╭──

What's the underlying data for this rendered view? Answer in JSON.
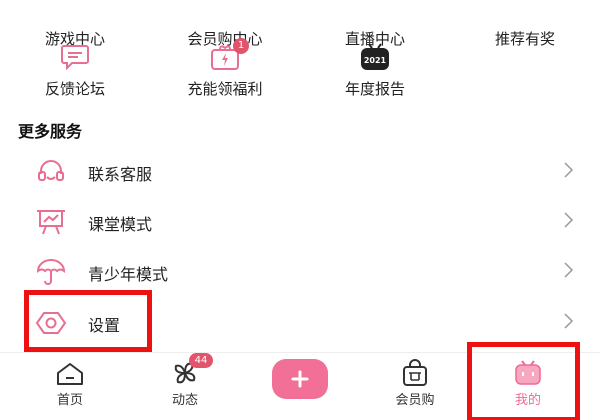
{
  "services_grid": {
    "row1": [
      {
        "label": "游戏中心",
        "icon": "game-center-icon"
      },
      {
        "label": "会员购中心",
        "icon": "vip-shop-center-icon"
      },
      {
        "label": "直播中心",
        "icon": "live-center-icon"
      },
      {
        "label": "推荐有奖",
        "icon": "referral-reward-icon"
      }
    ],
    "row2": [
      {
        "label": "反馈论坛",
        "icon": "feedback-forum-icon"
      },
      {
        "label": "充能领福利",
        "icon": "charge-benefit-icon",
        "badge": "1"
      },
      {
        "label": "年度报告",
        "icon": "annual-report-icon",
        "icon_text": "2021"
      }
    ]
  },
  "more_services": {
    "title": "更多服务",
    "items": [
      {
        "label": "联系客服",
        "icon": "headset-icon"
      },
      {
        "label": "课堂模式",
        "icon": "classroom-icon"
      },
      {
        "label": "青少年模式",
        "icon": "umbrella-icon"
      },
      {
        "label": "设置",
        "icon": "settings-icon"
      }
    ]
  },
  "tabbar": {
    "home": "首页",
    "feed": "动态",
    "feed_badge": "44",
    "add": "+",
    "vip": "会员购",
    "mine": "我的"
  },
  "colors": {
    "accent": "#f26f97",
    "icon_stroke": "#e86f92",
    "badge": "#e2536c",
    "highlight": "#ee1111"
  }
}
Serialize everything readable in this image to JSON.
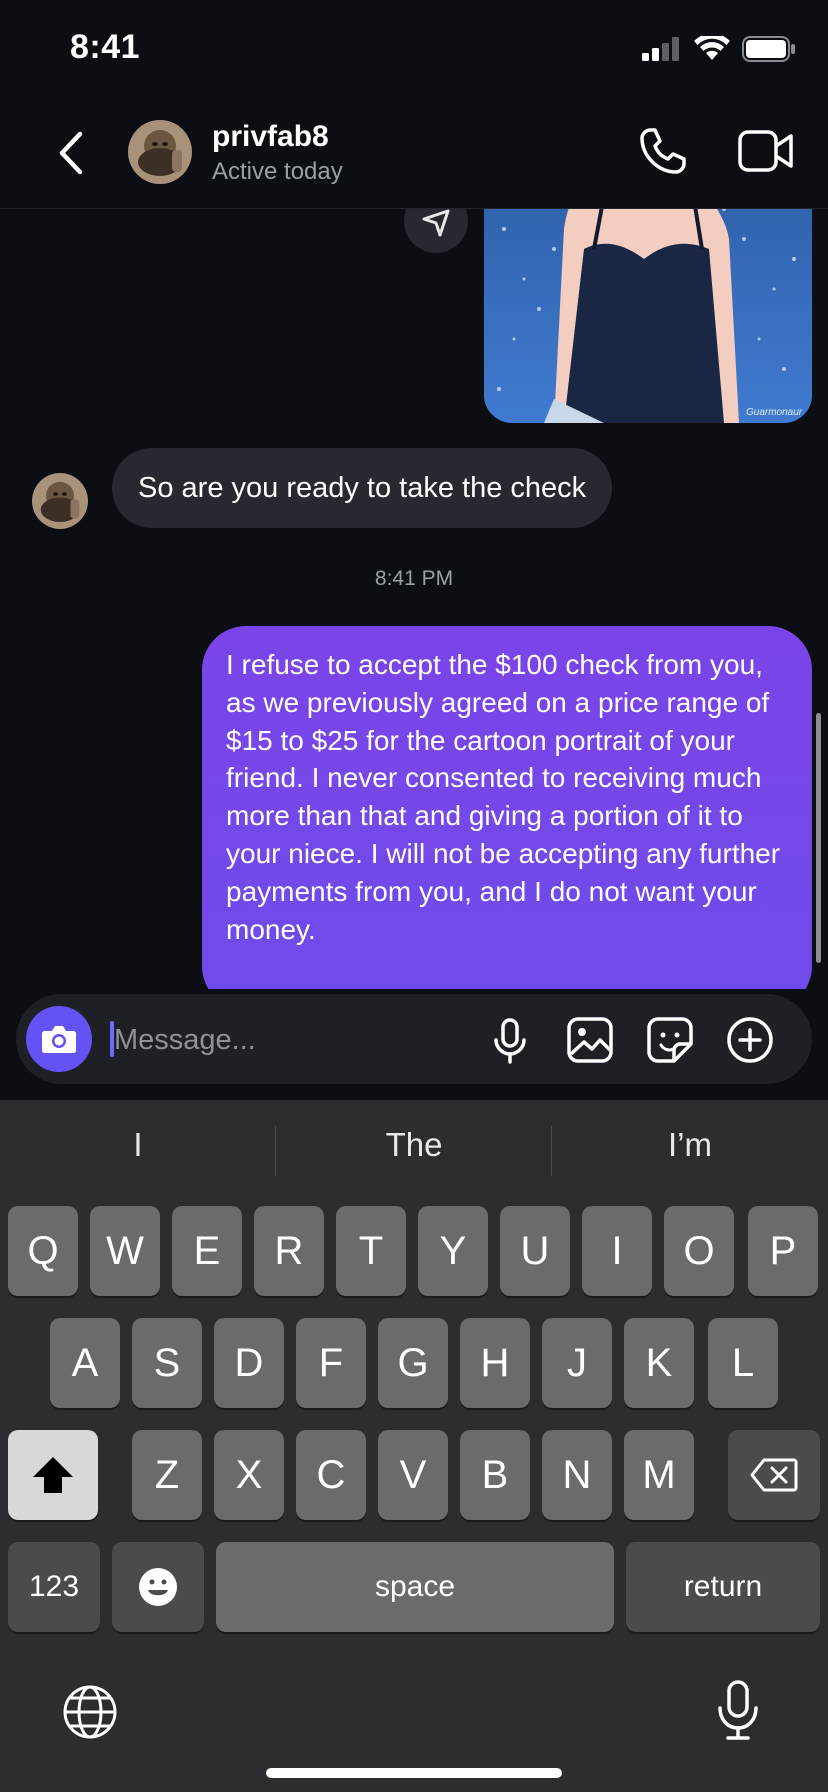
{
  "status_bar": {
    "time": "8:41"
  },
  "header": {
    "username": "privfab8",
    "status": "Active today"
  },
  "chat": {
    "incoming_message": "So are you ready to take the check",
    "timestamp": "8:41 PM",
    "outgoing_message": "I refuse to accept the $100 check from you, as we previously agreed on a price range of $15 to $25 for the cartoon portrait of your friend. I never consented to receiving much more than that and giving a portion of it to your niece. I will not be accepting any further payments from you, and I do not want your money.",
    "artwork_signature": "Guarmonaur"
  },
  "composer": {
    "placeholder": "Message..."
  },
  "keyboard": {
    "suggestions": [
      "I",
      "The",
      "I’m"
    ],
    "row1": [
      "Q",
      "W",
      "E",
      "R",
      "T",
      "Y",
      "U",
      "I",
      "O",
      "P"
    ],
    "row2": [
      "A",
      "S",
      "D",
      "F",
      "G",
      "H",
      "J",
      "K",
      "L"
    ],
    "row3": [
      "Z",
      "X",
      "C",
      "V",
      "B",
      "N",
      "M"
    ],
    "numbers_label": "123",
    "space_label": "space",
    "return_label": "return"
  },
  "colors": {
    "accent": "#6552f4",
    "bubble_out": "#7444e8",
    "bubble_in": "#262a30"
  }
}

╰──

YOUR OBJECTIVE
Where a line above includes "this", copy that line.

RESPONSE BELOW
What's the underlying data for this rendered view? Answer in JSON.
Serialize everything readable in this image to JSON.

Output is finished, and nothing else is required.